§ STORED ROWS:
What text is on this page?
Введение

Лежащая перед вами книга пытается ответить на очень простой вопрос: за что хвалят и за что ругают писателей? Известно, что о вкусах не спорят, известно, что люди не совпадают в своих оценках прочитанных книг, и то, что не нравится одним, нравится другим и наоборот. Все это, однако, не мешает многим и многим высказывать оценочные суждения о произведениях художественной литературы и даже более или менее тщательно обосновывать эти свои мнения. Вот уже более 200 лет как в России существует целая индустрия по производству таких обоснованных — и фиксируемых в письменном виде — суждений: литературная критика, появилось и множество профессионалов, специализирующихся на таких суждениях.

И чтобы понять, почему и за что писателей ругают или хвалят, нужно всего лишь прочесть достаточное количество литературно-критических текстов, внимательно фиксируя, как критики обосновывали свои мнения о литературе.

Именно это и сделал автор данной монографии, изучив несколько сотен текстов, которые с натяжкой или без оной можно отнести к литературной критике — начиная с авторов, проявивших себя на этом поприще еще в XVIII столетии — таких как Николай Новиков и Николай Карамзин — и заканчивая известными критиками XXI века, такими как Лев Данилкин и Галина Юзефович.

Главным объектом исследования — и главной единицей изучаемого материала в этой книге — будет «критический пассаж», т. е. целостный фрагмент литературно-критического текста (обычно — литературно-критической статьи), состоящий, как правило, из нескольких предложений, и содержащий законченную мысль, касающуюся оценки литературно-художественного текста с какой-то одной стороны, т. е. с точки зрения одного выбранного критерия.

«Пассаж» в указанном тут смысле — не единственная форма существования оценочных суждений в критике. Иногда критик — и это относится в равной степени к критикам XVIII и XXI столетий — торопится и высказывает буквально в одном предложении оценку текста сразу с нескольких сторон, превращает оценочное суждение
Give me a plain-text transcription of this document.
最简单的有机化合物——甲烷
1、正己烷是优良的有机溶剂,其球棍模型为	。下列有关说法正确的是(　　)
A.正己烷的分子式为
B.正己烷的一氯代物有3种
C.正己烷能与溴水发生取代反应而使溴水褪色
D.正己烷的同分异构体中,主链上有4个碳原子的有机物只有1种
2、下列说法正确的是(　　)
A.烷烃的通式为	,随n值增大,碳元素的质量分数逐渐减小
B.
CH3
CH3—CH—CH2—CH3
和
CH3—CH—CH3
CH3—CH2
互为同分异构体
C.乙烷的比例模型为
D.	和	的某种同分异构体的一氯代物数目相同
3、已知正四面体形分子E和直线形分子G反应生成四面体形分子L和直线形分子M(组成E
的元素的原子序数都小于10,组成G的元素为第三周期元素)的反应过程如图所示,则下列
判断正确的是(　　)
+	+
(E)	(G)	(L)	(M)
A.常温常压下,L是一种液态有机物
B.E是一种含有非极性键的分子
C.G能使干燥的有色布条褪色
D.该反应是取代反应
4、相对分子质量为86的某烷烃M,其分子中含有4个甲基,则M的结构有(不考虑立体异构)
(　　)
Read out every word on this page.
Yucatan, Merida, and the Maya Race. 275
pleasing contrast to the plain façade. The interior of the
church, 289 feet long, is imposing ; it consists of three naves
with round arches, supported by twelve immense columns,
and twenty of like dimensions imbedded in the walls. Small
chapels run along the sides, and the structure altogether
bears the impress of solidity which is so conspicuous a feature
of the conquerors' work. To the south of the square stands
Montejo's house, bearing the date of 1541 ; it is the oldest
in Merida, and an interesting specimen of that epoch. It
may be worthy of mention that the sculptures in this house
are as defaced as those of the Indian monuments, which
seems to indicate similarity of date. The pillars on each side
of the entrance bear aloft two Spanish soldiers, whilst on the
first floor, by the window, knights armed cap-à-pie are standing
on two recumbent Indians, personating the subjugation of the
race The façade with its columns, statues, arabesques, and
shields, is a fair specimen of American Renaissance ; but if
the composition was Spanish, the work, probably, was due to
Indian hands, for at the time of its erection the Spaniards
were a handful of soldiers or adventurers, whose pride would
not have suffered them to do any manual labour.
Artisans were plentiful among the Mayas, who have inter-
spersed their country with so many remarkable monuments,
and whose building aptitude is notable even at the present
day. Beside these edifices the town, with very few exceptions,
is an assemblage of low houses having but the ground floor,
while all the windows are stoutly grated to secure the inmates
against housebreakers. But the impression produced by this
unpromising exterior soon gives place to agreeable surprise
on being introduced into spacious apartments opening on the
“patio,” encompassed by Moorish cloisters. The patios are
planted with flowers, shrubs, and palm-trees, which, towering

§ WHAT IS ASKED:
Return what is listed above, exactly and completely.

§ SOLUTION TO THIS TASK:
What text is on this page?
Введение

Лежащая перед вами книга пытается ответить на очень простой вопрос: за что хвалят и за что ругают писателей? Известно, что о вкусах не спорят, известно, что люди не совпадают в своих оценках прочитанных книг, и то, что не нравится одним, нравится другим и наоборот. Все это, однако, не мешает многим и многим высказывать оценочные суждения о произведениях художественной литературы и даже более или менее тщательно обосновывать эти свои мнения. Вот уже более 200 лет как в России существует целая индустрия по производству таких обоснованных — и фиксируемых в письменном виде — суждений: литературная критика, появилось и множество профессионалов, специализирующихся на таких суждениях.

И чтобы понять, почему и за что писателей ругают или хвалят, нужно всего лишь прочесть достаточное количество литературно-критических текстов, внимательно фиксируя, как критики обосновывали свои мнения о литературе.

Именно это и сделал автор данной монографии, изучив несколько сотен текстов, которые с натяжкой или без оной можно отнести к литературной критике — начиная с авторов, проявивших себя на этом поприще еще в XVIII столетии — таких как Николай Новиков и Николай Карамзин — и заканчивая известными критиками XXI века, такими как Лев Данилкин и Галина Юзефович.

Главным объектом исследования — и главной единицей изучаемого материала в этой книге — будет «критический пассаж», т. е. целостный фрагмент литературно-критического текста (обычно — литературно-критической статьи), состоящий, как правило, из нескольких предложений, и содержащий законченную мысль, касающуюся оценки литературно-художественного текста с какой-то одной стороны, т. е. с точки зрения одного выбранного критерия.

«Пассаж» в указанном тут смысле — не единственная форма существования оценочных суждений в критике. Иногда критик — и это относится в равной степени к критикам XVIII и XXI столетий — торопится и высказывает буквально в одном предложении оценку текста сразу с нескольких сторон, превращает оценочное суждение
Give me a plain-text transcription of this document.
最简单的有机化合物——甲烷
1、正己烷是优良的有机溶剂,其球棍模型为	。下列有关说法正确的是(　　)
A.正己烷的分子式为
B.正己烷的一氯代物有3种
C.正己烷能与溴水发生取代反应而使溴水褪色
D.正己烷的同分异构体中,主链上有4个碳原子的有机物只有1种
2、下列说法正确的是(　　)
A.烷烃的通式为	,随n值增大,碳元素的质量分数逐渐减小
B.
CH3
CH3—CH—CH2—CH3
和
CH3—CH—CH3
CH3—CH2
互为同分异构体
C.乙烷的比例模型为
D.	和	的某种同分异构体的一氯代物数目相同
3、已知正四面体形分子E和直线形分子G反应生成四面体形分子L和直线形分子M(组成E
的元素的原子序数都小于10,组成G的元素为第三周期元素)的反应过程如图所示,则下列
判断正确的是(　　)
+	+
(E)	(G)	(L)	(M)
A.常温常压下,L是一种液态有机物
B.E是一种含有非极性键的分子
C.G能使干燥的有色布条褪色
D.该反应是取代反应
4、相对分子质量为86的某烷烃M,其分子中含有4个甲基,则M的结构有(不考虑立体异构)
(　　)
Read out every word on this page.
Yucatan, Merida, and the Maya Race. 275
pleasing contrast to the plain façade. The interior of the
church, 289 feet long, is imposing ; it consists of three naves
with round arches, supported by twelve immense columns,
and twenty of like dimensions imbedded in the walls. Small
chapels run along the sides, and the structure altogether
bears the impress of solidity which is so conspicuous a feature
of the conquerors' work. To the south of the square stands
Montejo's house, bearing the date of 1541 ; it is the oldest
in Merida, and an interesting specimen of that epoch. It
may be worthy of mention that the sculptures in this house
are as defaced as those of the Indian monuments, which
seems to indicate similarity of date. The pillars on each side
of the entrance bear aloft two Spanish soldiers, whilst on the
first floor, by the window, knights armed cap-à-pie are standing
on two recumbent Indians, personating the subjugation of the
race The façade with its columns, statues, arabesques, and
shields, is a fair specimen of American Renaissance ; but if
the composition was Spanish, the work, probably, was due to
Indian hands, for at the time of its erection the Spaniards
were a handful of soldiers or adventurers, whose pride would
not have suffered them to do any manual labour.
Artisans were plentiful among the Mayas, who have inter-
spersed their country with so many remarkable monuments,
and whose building aptitude is notable even at the present
day. Beside these edifices the town, with very few exceptions,
is an assemblage of low houses having but the ground floor,
while all the windows are stoutly grated to secure the inmates
against housebreakers. But the impression produced by this
unpromising exterior soon gives place to agreeable surprise
on being introduced into spacious apartments opening on the
“patio,” encompassed by Moorish cloisters. The patios are
planted with flowers, shrubs, and palm-trees, which, towering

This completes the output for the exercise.